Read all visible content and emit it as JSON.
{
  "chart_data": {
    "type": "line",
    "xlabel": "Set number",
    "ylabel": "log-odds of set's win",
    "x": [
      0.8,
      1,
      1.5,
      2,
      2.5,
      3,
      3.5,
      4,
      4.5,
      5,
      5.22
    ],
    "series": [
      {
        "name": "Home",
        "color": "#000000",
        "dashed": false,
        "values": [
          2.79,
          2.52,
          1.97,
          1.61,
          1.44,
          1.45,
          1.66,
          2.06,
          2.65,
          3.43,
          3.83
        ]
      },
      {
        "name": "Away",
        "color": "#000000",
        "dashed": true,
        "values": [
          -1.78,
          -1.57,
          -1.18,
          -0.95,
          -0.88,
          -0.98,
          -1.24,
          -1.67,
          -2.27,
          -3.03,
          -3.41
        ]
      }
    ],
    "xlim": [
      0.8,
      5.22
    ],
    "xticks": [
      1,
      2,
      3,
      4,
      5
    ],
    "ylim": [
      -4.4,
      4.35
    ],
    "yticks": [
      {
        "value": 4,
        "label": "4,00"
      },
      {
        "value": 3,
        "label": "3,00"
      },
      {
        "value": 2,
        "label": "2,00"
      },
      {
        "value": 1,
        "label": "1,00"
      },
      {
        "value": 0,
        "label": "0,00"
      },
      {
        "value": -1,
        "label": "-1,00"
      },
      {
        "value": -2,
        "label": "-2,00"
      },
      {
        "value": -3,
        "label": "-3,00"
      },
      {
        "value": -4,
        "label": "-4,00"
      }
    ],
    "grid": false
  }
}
----------
Objective:
Print every line of the records exactly. Omit nothing.

Task answer:
Read all visible content and emit it as JSON.
{
  "chart_data": {
    "type": "line",
    "xlabel": "Set number",
    "ylabel": "log-odds of set's win",
    "x": [
      0.8,
      1,
      1.5,
      2,
      2.5,
      3,
      3.5,
      4,
      4.5,
      5,
      5.22
    ],
    "series": [
      {
        "name": "Home",
        "color": "#000000",
        "dashed": false,
        "values": [
          2.79,
          2.52,
          1.97,
          1.61,
          1.44,
          1.45,
          1.66,
          2.06,
          2.65,
          3.43,
          3.83
        ]
      },
      {
        "name": "Away",
        "color": "#000000",
        "dashed": true,
        "values": [
          -1.78,
          -1.57,
          -1.18,
          -0.95,
          -0.88,
          -0.98,
          -1.24,
          -1.67,
          -2.27,
          -3.03,
          -3.41
        ]
      }
    ],
    "xlim": [
      0.8,
      5.22
    ],
    "xticks": [
      1,
      2,
      3,
      4,
      5
    ],
    "ylim": [
      -4.4,
      4.35
    ],
    "yticks": [
      {
        "value": 4,
        "label": "4,00"
      },
      {
        "value": 3,
        "label": "3,00"
      },
      {
        "value": 2,
        "label": "2,00"
      },
      {
        "value": 1,
        "label": "1,00"
      },
      {
        "value": 0,
        "label": "0,00"
      },
      {
        "value": -1,
        "label": "-1,00"
      },
      {
        "value": -2,
        "label": "-2,00"
      },
      {
        "value": -3,
        "label": "-3,00"
      },
      {
        "value": -4,
        "label": "-4,00"
      }
    ],
    "grid": false
  }
}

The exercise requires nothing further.